* _Raw data_:
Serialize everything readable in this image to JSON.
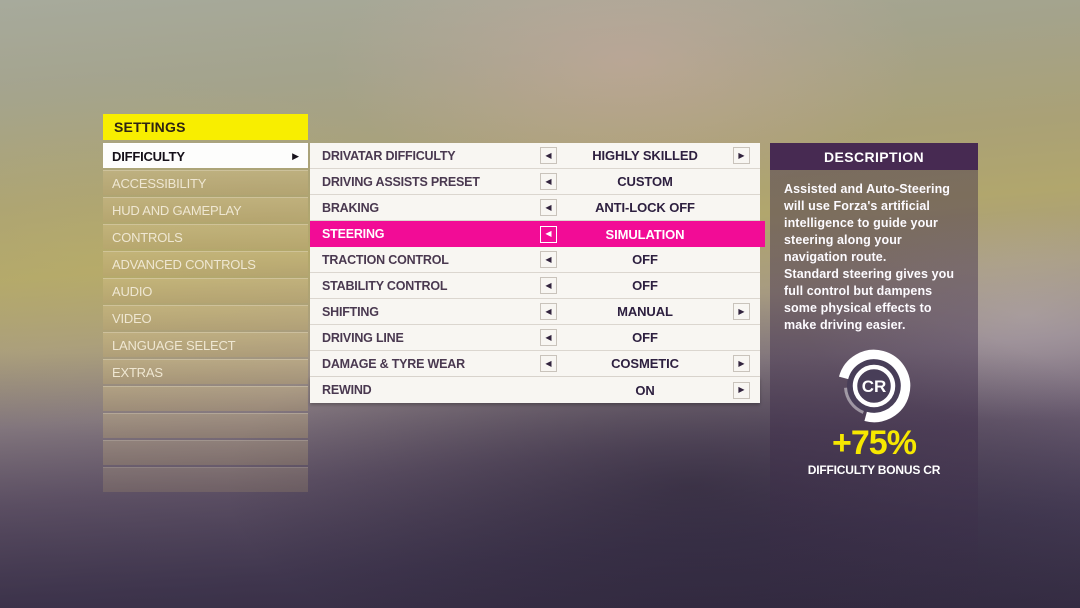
{
  "sidebar": {
    "title": "SETTINGS",
    "items": [
      {
        "label": "DIFFICULTY",
        "selected": true
      },
      {
        "label": "ACCESSIBILITY",
        "selected": false
      },
      {
        "label": "HUD AND GAMEPLAY",
        "selected": false
      },
      {
        "label": "CONTROLS",
        "selected": false
      },
      {
        "label": "ADVANCED CONTROLS",
        "selected": false
      },
      {
        "label": "AUDIO",
        "selected": false
      },
      {
        "label": "VIDEO",
        "selected": false
      },
      {
        "label": "LANGUAGE SELECT",
        "selected": false
      },
      {
        "label": "EXTRAS",
        "selected": false
      },
      {
        "label": "",
        "selected": false
      },
      {
        "label": "",
        "selected": false
      },
      {
        "label": "",
        "selected": false
      },
      {
        "label": "",
        "selected": false
      }
    ]
  },
  "settings": {
    "rows": [
      {
        "label": "DRIVATAR DIFFICULTY",
        "value": "HIGHLY SKILLED",
        "left_arrow": true,
        "right_arrow": true,
        "selected": false
      },
      {
        "label": "DRIVING ASSISTS PRESET",
        "value": "CUSTOM",
        "left_arrow": true,
        "right_arrow": false,
        "selected": false
      },
      {
        "label": "BRAKING",
        "value": "ANTI-LOCK OFF",
        "left_arrow": true,
        "right_arrow": false,
        "selected": false
      },
      {
        "label": "STEERING",
        "value": "SIMULATION",
        "left_arrow": true,
        "right_arrow": false,
        "selected": true
      },
      {
        "label": "TRACTION CONTROL",
        "value": "OFF",
        "left_arrow": true,
        "right_arrow": false,
        "selected": false
      },
      {
        "label": "STABILITY CONTROL",
        "value": "OFF",
        "left_arrow": true,
        "right_arrow": false,
        "selected": false
      },
      {
        "label": "SHIFTING",
        "value": "MANUAL",
        "left_arrow": true,
        "right_arrow": true,
        "selected": false
      },
      {
        "label": "DRIVING LINE",
        "value": "OFF",
        "left_arrow": true,
        "right_arrow": false,
        "selected": false
      },
      {
        "label": "DAMAGE & TYRE WEAR",
        "value": "COSMETIC",
        "left_arrow": true,
        "right_arrow": true,
        "selected": false
      },
      {
        "label": "REWIND",
        "value": "ON",
        "left_arrow": false,
        "right_arrow": true,
        "selected": false
      }
    ]
  },
  "description": {
    "title": "DESCRIPTION",
    "paragraphs": [
      "Assisted and Auto-Steering will use Forza's artificial intelligence to guide your steering along your navigation route.",
      "Standard steering gives you full control but dampens some physical effects to make driving easier."
    ],
    "bonus": {
      "currency_icon": "CR",
      "percent": "+75%",
      "label": "DIFFICULTY BONUS CR",
      "progress_percent": 75
    }
  },
  "colors": {
    "accent_yellow": "#f8ee00",
    "accent_pink": "#f20c96",
    "header_purple": "#472a52"
  }
}
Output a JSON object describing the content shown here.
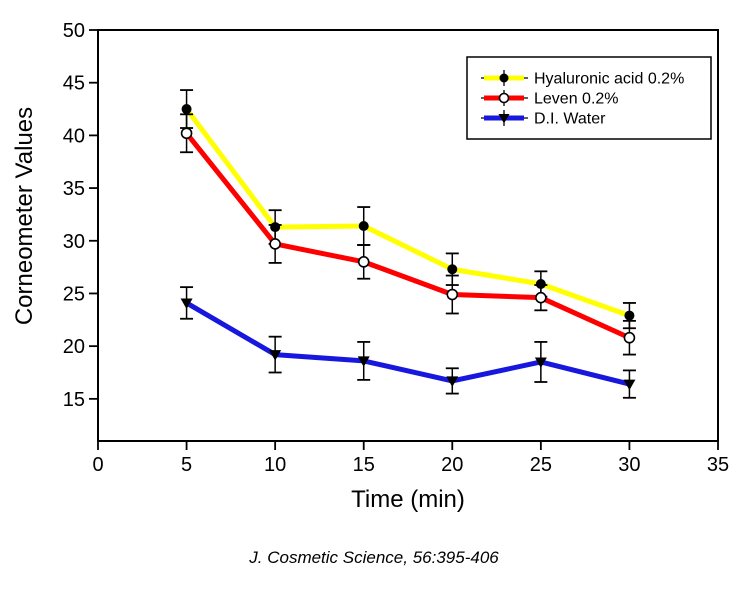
{
  "figure": {
    "caption": "J. Cosmetic Science, 56:395-406"
  },
  "chart_data": {
    "type": "line",
    "title": "",
    "xlabel": "Time (min)",
    "ylabel": "Corneometer Values",
    "x": [
      5,
      10,
      15,
      20,
      25,
      30
    ],
    "series": [
      {
        "name": "Hyaluronic acid 0.2%",
        "color": "#ffff00",
        "marker": "filled-circle",
        "values": [
          42.5,
          31.3,
          31.4,
          27.3,
          25.9,
          22.9
        ],
        "errors": [
          1.8,
          1.6,
          1.8,
          1.5,
          1.2,
          1.2
        ]
      },
      {
        "name": "Leven 0.2%",
        "color": "#fe0000",
        "marker": "open-circle",
        "values": [
          40.2,
          29.7,
          28.0,
          24.9,
          24.6,
          20.8
        ],
        "errors": [
          1.8,
          1.8,
          1.6,
          1.8,
          1.2,
          1.6
        ]
      },
      {
        "name": "D.I. Water",
        "color": "#1717dd",
        "marker": "filled-triangle-down",
        "values": [
          24.1,
          19.2,
          18.6,
          16.7,
          18.5,
          16.4
        ],
        "errors": [
          1.5,
          1.7,
          1.8,
          1.2,
          1.9,
          1.3
        ]
      }
    ],
    "xlim": [
      0,
      35
    ],
    "ylim": [
      11,
      50
    ],
    "xticks": [
      0,
      5,
      10,
      15,
      20,
      25,
      30,
      35
    ],
    "yticks": [
      15,
      20,
      25,
      30,
      35,
      40,
      45,
      50
    ],
    "grid": false,
    "error_bars": true,
    "legend_position": "top-right",
    "axis_color": "#000000",
    "marker_color": "#000000"
  }
}
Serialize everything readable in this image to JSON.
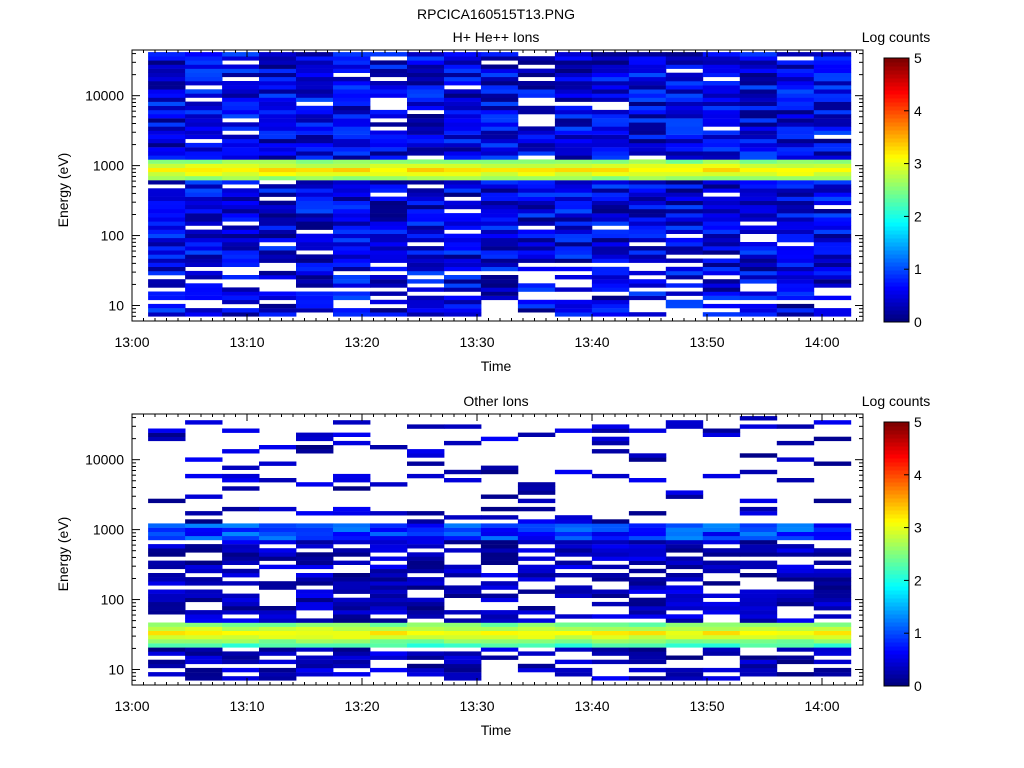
{
  "figure": {
    "title": "RPCICA160515T13.PNG"
  },
  "chart_data": [
    {
      "type": "heatmap",
      "title": "H+ He++ Ions",
      "xlabel": "Time",
      "ylabel": "Energy (eV)",
      "x_ticks": [
        "13:00",
        "13:10",
        "13:20",
        "13:30",
        "13:40",
        "13:50",
        "14:00"
      ],
      "x_range_minutes": [
        0,
        62.5
      ],
      "y_scale": "log",
      "y_ticks": [
        "10",
        "100",
        "1000",
        "10000"
      ],
      "y_range": [
        6,
        45000
      ],
      "colorbar": {
        "label": "Log counts",
        "ticks": [
          "0",
          "1",
          "2",
          "3",
          "4",
          "5"
        ],
        "range": [
          0,
          5
        ]
      },
      "peak_band": {
        "energy_low": 620,
        "energy_high": 1200,
        "peak_energy": 860,
        "peak_log_counts": 3.3
      },
      "background_level": {
        "energy_above": 1200,
        "energy_below": 620,
        "log_counts_range": [
          0,
          1.0
        ]
      }
    },
    {
      "type": "heatmap",
      "title": "Other Ions",
      "xlabel": "Time",
      "ylabel": "Energy (eV)",
      "x_ticks": [
        "13:00",
        "13:10",
        "13:20",
        "13:30",
        "13:40",
        "13:50",
        "14:00"
      ],
      "x_range_minutes": [
        0,
        62.5
      ],
      "y_scale": "log",
      "y_ticks": [
        "10",
        "100",
        "1000",
        "10000"
      ],
      "y_range": [
        6,
        45000
      ],
      "colorbar": {
        "label": "Log counts",
        "ticks": [
          "0",
          "1",
          "2",
          "3",
          "4",
          "5"
        ],
        "range": [
          0,
          5
        ]
      },
      "peak_band": {
        "energy_low": 22,
        "energy_high": 50,
        "peak_energy": 33,
        "peak_log_counts": 3.2
      },
      "secondary_band": {
        "energy_low": 700,
        "energy_high": 1150,
        "peak_log_counts": 1.3
      },
      "background_level": {
        "log_counts_range": [
          0,
          0.6
        ]
      }
    }
  ]
}
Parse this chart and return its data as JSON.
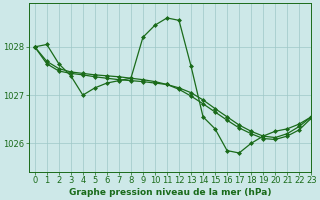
{
  "title": "Graphe pression niveau de la mer (hPa)",
  "bg_color": "#cde8e8",
  "line_color": "#1a6b1a",
  "grid_color": "#9ec8c8",
  "xlim": [
    -0.5,
    23
  ],
  "ylim": [
    1025.4,
    1028.9
  ],
  "yticks": [
    1026,
    1027,
    1028
  ],
  "xticks": [
    0,
    1,
    2,
    3,
    4,
    5,
    6,
    7,
    8,
    9,
    10,
    11,
    12,
    13,
    14,
    15,
    16,
    17,
    18,
    19,
    20,
    21,
    22,
    23
  ],
  "series": [
    [
      1028.0,
      1028.05,
      1027.65,
      1027.4,
      1027.0,
      1027.15,
      1027.25,
      1027.3,
      1027.35,
      1028.2,
      1028.45,
      1028.6,
      1028.55,
      1027.6,
      1026.55,
      1026.3,
      1025.85,
      1025.8,
      1026.0,
      1026.15,
      1026.25,
      1026.3,
      1026.4,
      1026.55
    ],
    [
      1028.0,
      1027.65,
      1027.5,
      1027.45,
      1027.42,
      1027.38,
      1027.35,
      1027.32,
      1027.3,
      1027.28,
      1027.25,
      1027.22,
      1027.15,
      1027.05,
      1026.9,
      1026.72,
      1026.55,
      1026.38,
      1026.25,
      1026.15,
      1026.12,
      1026.2,
      1026.35,
      1026.55
    ],
    [
      1028.0,
      1027.7,
      1027.55,
      1027.48,
      1027.45,
      1027.42,
      1027.4,
      1027.38,
      1027.35,
      1027.32,
      1027.28,
      1027.22,
      1027.12,
      1026.98,
      1026.82,
      1026.65,
      1026.48,
      1026.32,
      1026.2,
      1026.1,
      1026.08,
      1026.15,
      1026.28,
      1026.52
    ]
  ],
  "marker": "D",
  "markersize": 2.0,
  "linewidth": 0.9,
  "title_fontsize": 6.5,
  "tick_fontsize": 6.0,
  "tick_color": "#1a6b1a"
}
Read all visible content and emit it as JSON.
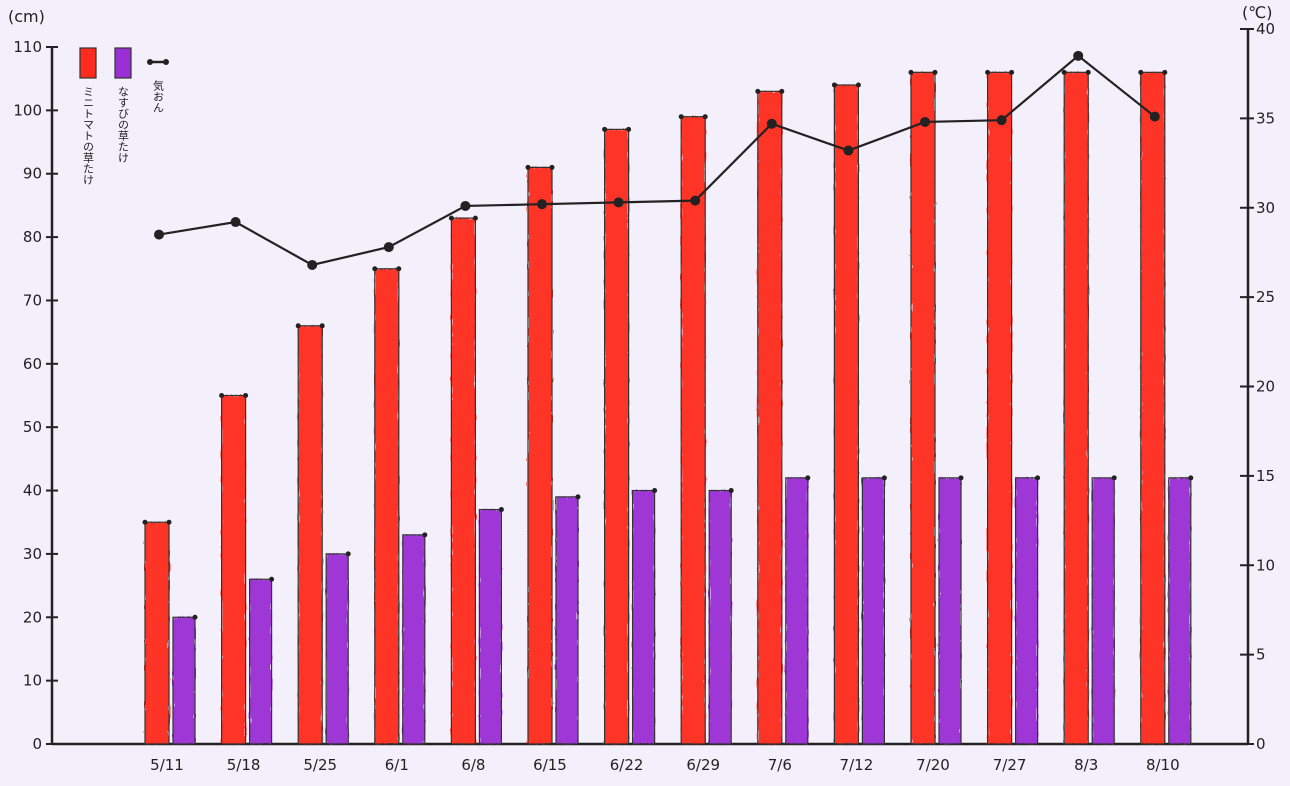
{
  "chart_data": {
    "type": "bar",
    "categories": [
      "5/11",
      "5/18",
      "5/25",
      "6/1",
      "6/8",
      "6/15",
      "6/22",
      "6/29",
      "7/6",
      "7/12",
      "7/20",
      "7/27",
      "8/3",
      "8/10"
    ],
    "series": [
      {
        "name": "ミニトマトの草たけ",
        "axis": "left",
        "color": "#ff2b1f",
        "values": [
          35,
          55,
          66,
          75,
          83,
          91,
          97,
          99,
          103,
          104,
          106,
          106,
          106,
          106
        ]
      },
      {
        "name": "なすびの草たけ",
        "axis": "left",
        "color": "#9b2fd6",
        "values": [
          20,
          26,
          30,
          33,
          37,
          39,
          40,
          40,
          42,
          42,
          42,
          42,
          42,
          42
        ]
      },
      {
        "name": "気おん",
        "axis": "right",
        "type": "line",
        "color": "#222222",
        "values": [
          28.5,
          29.2,
          26.8,
          27.8,
          30.1,
          30.2,
          30.3,
          30.4,
          34.7,
          33.2,
          34.8,
          34.9,
          38.5,
          35.1
        ]
      }
    ],
    "ylabel_left": "(cm)",
    "ylabel_right": "(℃)",
    "ylim_left": [
      0,
      110
    ],
    "yticks_left": [
      0,
      10,
      20,
      30,
      40,
      50,
      60,
      70,
      80,
      90,
      100,
      110
    ],
    "ylim_right": [
      0,
      40
    ],
    "yticks_right": [
      0,
      5,
      10,
      15,
      20,
      25,
      30,
      35,
      40
    ],
    "grid": false,
    "legend_position": "top-left"
  }
}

* _What is required_:
Search the preceding listing for the word "circle" and pull out every line that holds it.

* _Answer to the task_:
        "marker": "filled-circle",
        "marker": "open-circle",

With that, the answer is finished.